▸ **DATA ENTRIES**
☆ ☆ ☆ ☆ ☆ ☆ ☆

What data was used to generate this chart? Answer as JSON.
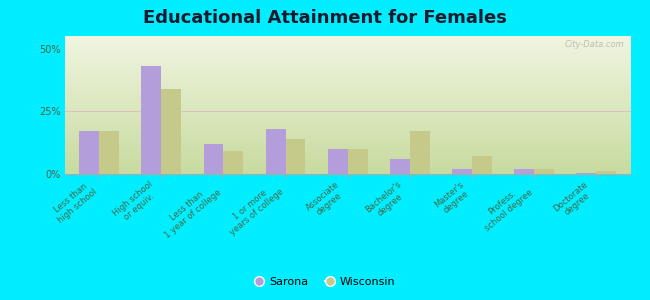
{
  "title": "Educational Attainment for Females",
  "categories": [
    "Less than\nhigh school",
    "High school\nor equiv.",
    "Less than\n1 year of college",
    "1 or more\nyears of college",
    "Associate\ndegree",
    "Bachelor's\ndegree",
    "Master's\ndegree",
    "Profess.\nschool degree",
    "Doctorate\ndegree"
  ],
  "sarona": [
    17.0,
    43.0,
    12.0,
    18.0,
    10.0,
    6.0,
    2.0,
    2.0,
    0.2
  ],
  "wisconsin": [
    17.0,
    34.0,
    9.0,
    14.0,
    10.0,
    17.0,
    7.0,
    2.0,
    1.0
  ],
  "sarona_color": "#b39ddb",
  "wisconsin_color": "#c5c98a",
  "background_outer": "#00eeff",
  "yticks": [
    0,
    25,
    50
  ],
  "ylim": [
    0,
    55
  ],
  "title_fontsize": 13,
  "watermark": "City-Data.com"
}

☆ ☆ ☆ ☆ ☆ ☆ ☆

▸ **REQUIREMENT**
Leave the pictures out and write out every entry exactly as given.

▸ **ANSWER TO THIS TASK**
What data was used to generate this chart? Answer as JSON.
{
  "title": "Educational Attainment for Females",
  "categories": [
    "Less than\nhigh school",
    "High school\nor equiv.",
    "Less than\n1 year of college",
    "1 or more\nyears of college",
    "Associate\ndegree",
    "Bachelor's\ndegree",
    "Master's\ndegree",
    "Profess.\nschool degree",
    "Doctorate\ndegree"
  ],
  "sarona": [
    17.0,
    43.0,
    12.0,
    18.0,
    10.0,
    6.0,
    2.0,
    2.0,
    0.2
  ],
  "wisconsin": [
    17.0,
    34.0,
    9.0,
    14.0,
    10.0,
    17.0,
    7.0,
    2.0,
    1.0
  ],
  "sarona_color": "#b39ddb",
  "wisconsin_color": "#c5c98a",
  "background_outer": "#00eeff",
  "yticks": [
    0,
    25,
    50
  ],
  "ylim": [
    0,
    55
  ],
  "title_fontsize": 13,
  "watermark": "City-Data.com"
}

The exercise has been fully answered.